### Stated goal
Every entry below should be repeated exactly; the pictures should not.

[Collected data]
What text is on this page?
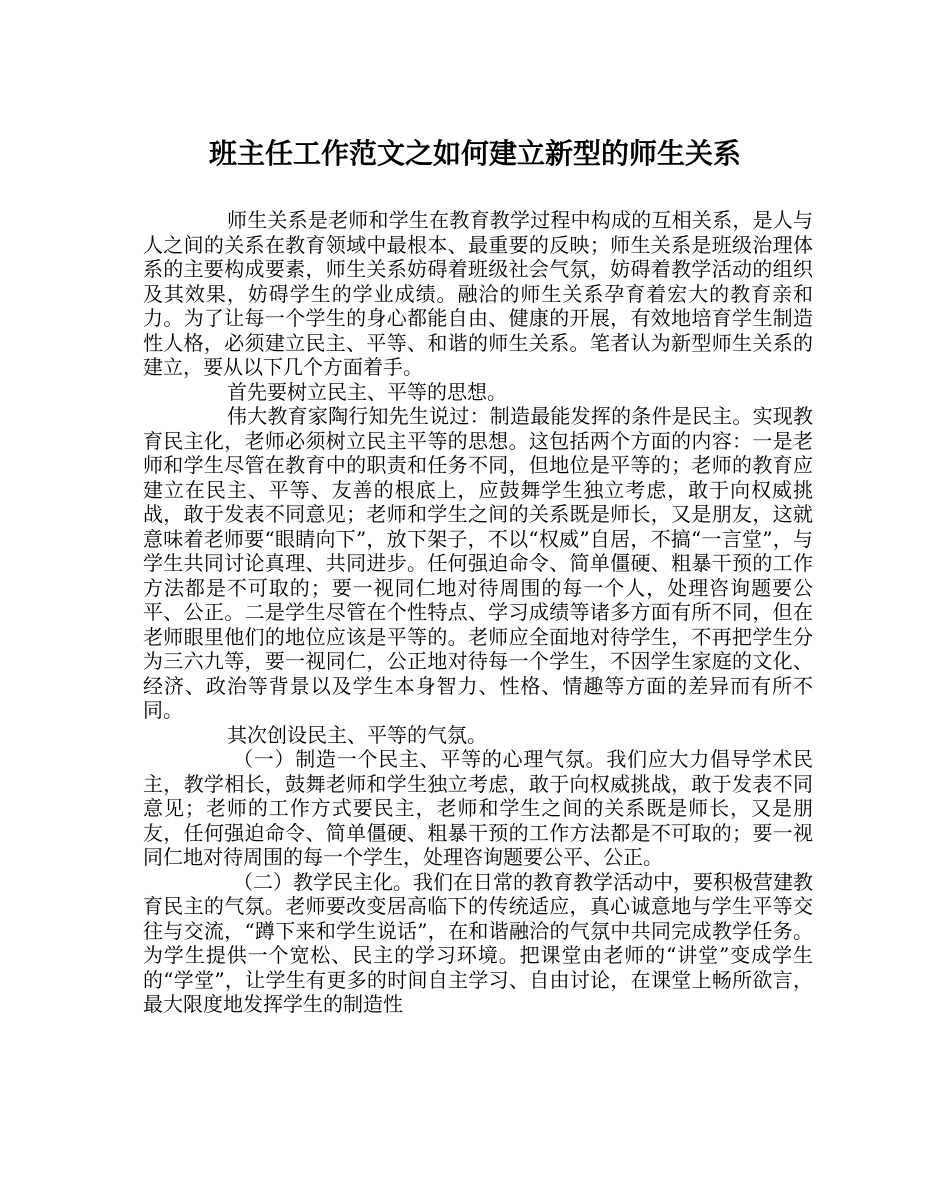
班主任工作范文之如何建立新型的师生关系

师生关系是老师和学生在教育教学过程中构成的互相关系，是人与人之间的关系在教育领域中最根本、最重要的反映；师生关系是班级治理体系的主要构成要素，师生关系妨碍着班级社会气氛，妨碍着教学活动的组织及其效果，妨碍学生的学业成绩。融洽的师生关系孕育着宏大的教育亲和力。为了让每一个学生的身心都能自由、健康的开展，有效地培育学生制造性人格，必须建立民主、平等、和谐的师生关系。笔者认为新型师生关系的建立，要从以下几个方面着手。

首先要树立民主、平等的思想。

伟大教育家陶行知先生说过：制造最能发挥的条件是民主。实现教育民主化，老师必须树立民主平等的思想。这包括两个方面的内容：一是老师和学生尽管在教育中的职责和任务不同，但地位是平等的；老师的教育应建立在民主、平等、友善的根底上，应鼓舞学生独立考虑，敢于向权威挑战，敢于发表不同意见；老师和学生之间的关系既是师长，又是朋友，这就意味着老师要“眼睛向下”，放下架子，不以“权威”自居，不搞“一言堂”，与学生共同讨论真理、共同进步。任何强迫命令、简单僵硬、粗暴干预的工作方法都是不可取的；要一视同仁地对待周围的每一个人，处理咨询题要公平、公正。二是学生尽管在个性特点、学习成绩等诸多方面有所不同，但在老师眼里他们的地位应该是平等的。老师应全面地对待学生，不再把学生分为三六九等，要一视同仁，公正地对待每一个学生，不因学生家庭的文化、经济、政治等背景以及学生本身智力、性格、情趣等方面的差异而有所不同。

其次创设民主、平等的气氛。

（一）制造一个民主、平等的心理气氛。我们应大力倡导学术民主，教学相长，鼓舞老师和学生独立考虑，敢于向权威挑战，敢于发表不同意见；老师的工作方式要民主，老师和学生之间的关系既是师长，又是朋友，任何强迫命令、简单僵硬、粗暴干预的工作方法都是不可取的；要一视同仁地对待周围的每一个学生，处理咨询题要公平、公正。

（二）教学民主化。我们在日常的教育教学活动中，要积极营建教育民主的气氛。老师要改变居高临下的传统适应，真心诚意地与学生平等交往与交流，“蹲下来和学生说话”，在和谐融洽的气氛中共同完成教学任务。为学生提供一个宽松、民主的学习环境。把课堂由老师的“讲堂”变成学生的“学堂”，让学生有更多的时间自主学习、自由讨论，在课堂上畅所欲言，最大限度地发挥学生的制造性
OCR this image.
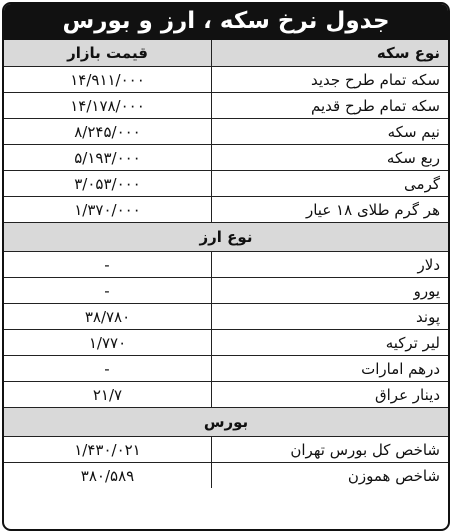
جدول نرخ سکه ، ارز و بورس
نوع سکه	قیمت بازار
سکه تمام طرح جدید	۱۴/۹۱۱/۰۰۰
سکه تمام طرح قدیم	۱۴/۱۷۸/۰۰۰
نیم سکه	۸/۲۴۵/۰۰۰
ربع سکه	۵/۱۹۳/۰۰۰
گرمی	۳/۰۵۳/۰۰۰
هر گرم طلای ۱۸ عیار	۱/۳۷۰/۰۰۰
نوع ارز	
دلار	-
یورو	-
پوند	۳۸/۷۸۰
لیر ترکیه	۱/۷۷۰
درهم امارات	-
دینار عراق	۲۱/۷
بورس	
شاخص کل بورس تهران	۱/۴۳۰/۰۲۱
شاخص هموزن	۳۸۰/۵۸۹
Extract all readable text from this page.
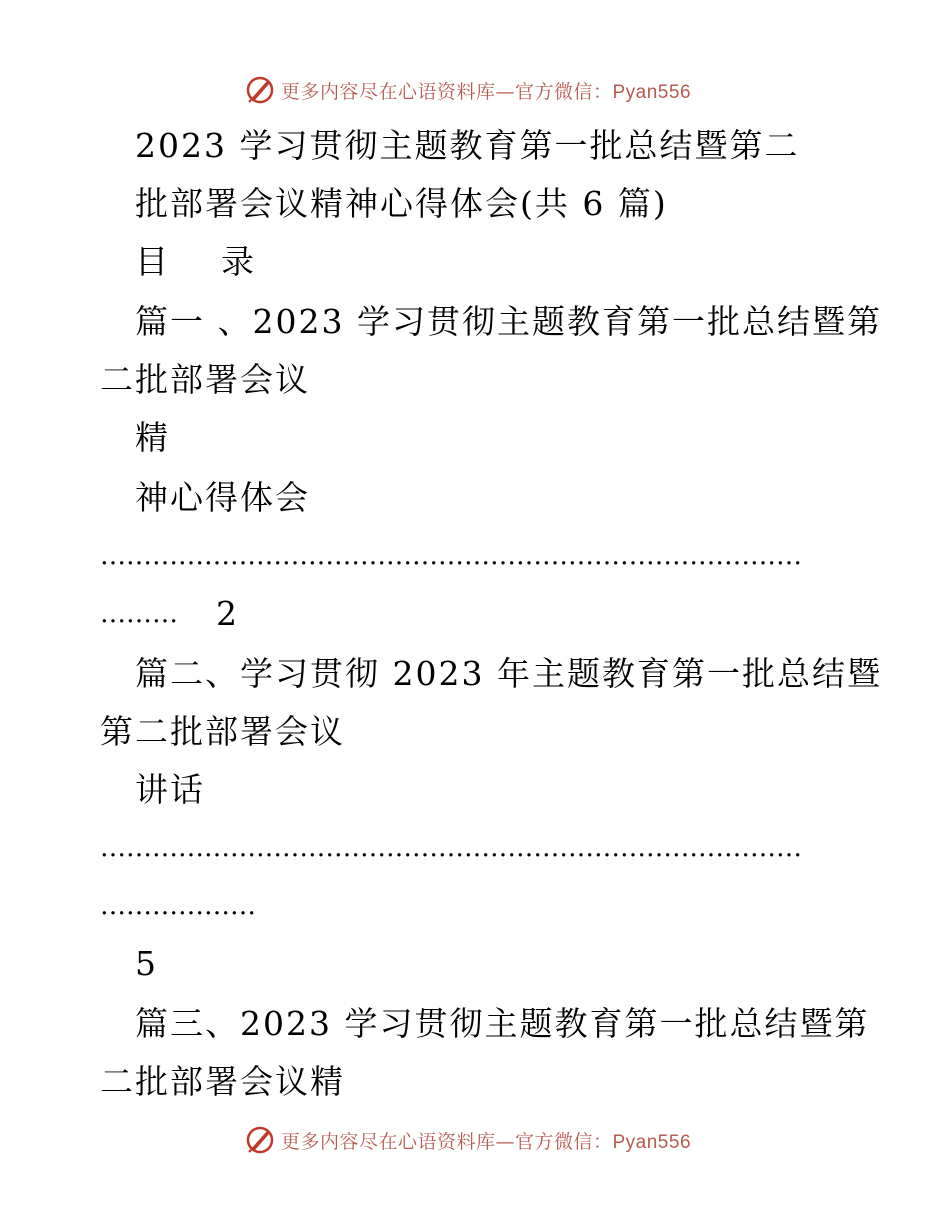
更多内容尽在心语资料库—官方微信：Pyan556
2023 学习贯彻主题教育第一批总结暨第二
批部署会议精神心得体会(共 6 篇)
目　录
篇一 、2023 学习贯彻主题教育第一批总结暨第
二批部署会议
精
神心得体会
………………………………………………………………………
……… 2
篇二、学习贯彻 2023 年主题教育第一批总结暨
第二批部署会议
讲话
………………………………………………………………………
………………
5
篇三、2023 学习贯彻主题教育第一批总结暨第
二批部署会议精
更多内容尽在心语资料库—官方微信：Pyan556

### Task answer
What text is on this page?
班主任工作范文之如何建立新型的师生关系

师生关系是老师和学生在教育教学过程中构成的互相关系，是人与人之间的关系在教育领域中最根本、最重要的反映；师生关系是班级治理体系的主要构成要素，师生关系妨碍着班级社会气氛，妨碍着教学活动的组织及其效果，妨碍学生的学业成绩。融洽的师生关系孕育着宏大的教育亲和力。为了让每一个学生的身心都能自由、健康的开展，有效地培育学生制造性人格，必须建立民主、平等、和谐的师生关系。笔者认为新型师生关系的建立，要从以下几个方面着手。

首先要树立民主、平等的思想。

伟大教育家陶行知先生说过：制造最能发挥的条件是民主。实现教育民主化，老师必须树立民主平等的思想。这包括两个方面的内容：一是老师和学生尽管在教育中的职责和任务不同，但地位是平等的；老师的教育应建立在民主、平等、友善的根底上，应鼓舞学生独立考虑，敢于向权威挑战，敢于发表不同意见；老师和学生之间的关系既是师长，又是朋友，这就意味着老师要“眼睛向下”，放下架子，不以“权威”自居，不搞“一言堂”，与学生共同讨论真理、共同进步。任何强迫命令、简单僵硬、粗暴干预的工作方法都是不可取的；要一视同仁地对待周围的每一个人，处理咨询题要公平、公正。二是学生尽管在个性特点、学习成绩等诸多方面有所不同，但在老师眼里他们的地位应该是平等的。老师应全面地对待学生，不再把学生分为三六九等，要一视同仁，公正地对待每一个学生，不因学生家庭的文化、经济、政治等背景以及学生本身智力、性格、情趣等方面的差异而有所不同。

其次创设民主、平等的气氛。

（一）制造一个民主、平等的心理气氛。我们应大力倡导学术民主，教学相长，鼓舞老师和学生独立考虑，敢于向权威挑战，敢于发表不同意见；老师的工作方式要民主，老师和学生之间的关系既是师长，又是朋友，任何强迫命令、简单僵硬、粗暴干预的工作方法都是不可取的；要一视同仁地对待周围的每一个学生，处理咨询题要公平、公正。

（二）教学民主化。我们在日常的教育教学活动中，要积极营建教育民主的气氛。老师要改变居高临下的传统适应，真心诚意地与学生平等交往与交流，“蹲下来和学生说话”，在和谐融洽的气氛中共同完成教学任务。为学生提供一个宽松、民主的学习环境。把课堂由老师的“讲堂”变成学生的“学堂”，让学生有更多的时间自主学习、自由讨论，在课堂上畅所欲言，最大限度地发挥学生的制造性
OCR this image.
جدول نرخ سکه ، ارز و بورس
نوع سکه	قیمت بازار
سکه تمام طرح جدید	۱۴/۹۱۱/۰۰۰
سکه تمام طرح قدیم	۱۴/۱۷۸/۰۰۰
نیم سکه	۸/۲۴۵/۰۰۰
ربع سکه	۵/۱۹۳/۰۰۰
گرمی	۳/۰۵۳/۰۰۰
هر گرم طلای ۱۸ عیار	۱/۳۷۰/۰۰۰
نوع ارز	
دلار	-
یورو	-
پوند	۳۸/۷۸۰
لیر ترکیه	۱/۷۷۰
درهم امارات	-
دینار عراق	۲۱/۷
بورس	
شاخص کل بورس تهران	۱/۴۳۰/۰۲۱
شاخص هموزن	۳۸۰/۵۸۹
Extract all readable text from this page.
更多内容尽在心语资料库—官方微信：Pyan556
2023 学习贯彻主题教育第一批总结暨第二
批部署会议精神心得体会(共 6 篇)
目　录
篇一 、2023 学习贯彻主题教育第一批总结暨第
二批部署会议
精
神心得体会
………………………………………………………………………
……… 2
篇二、学习贯彻 2023 年主题教育第一批总结暨
第二批部署会议
讲话
………………………………………………………………………
………………
5
篇三、2023 学习贯彻主题教育第一批总结暨第
二批部署会议精
更多内容尽在心语资料库—官方微信：Pyan556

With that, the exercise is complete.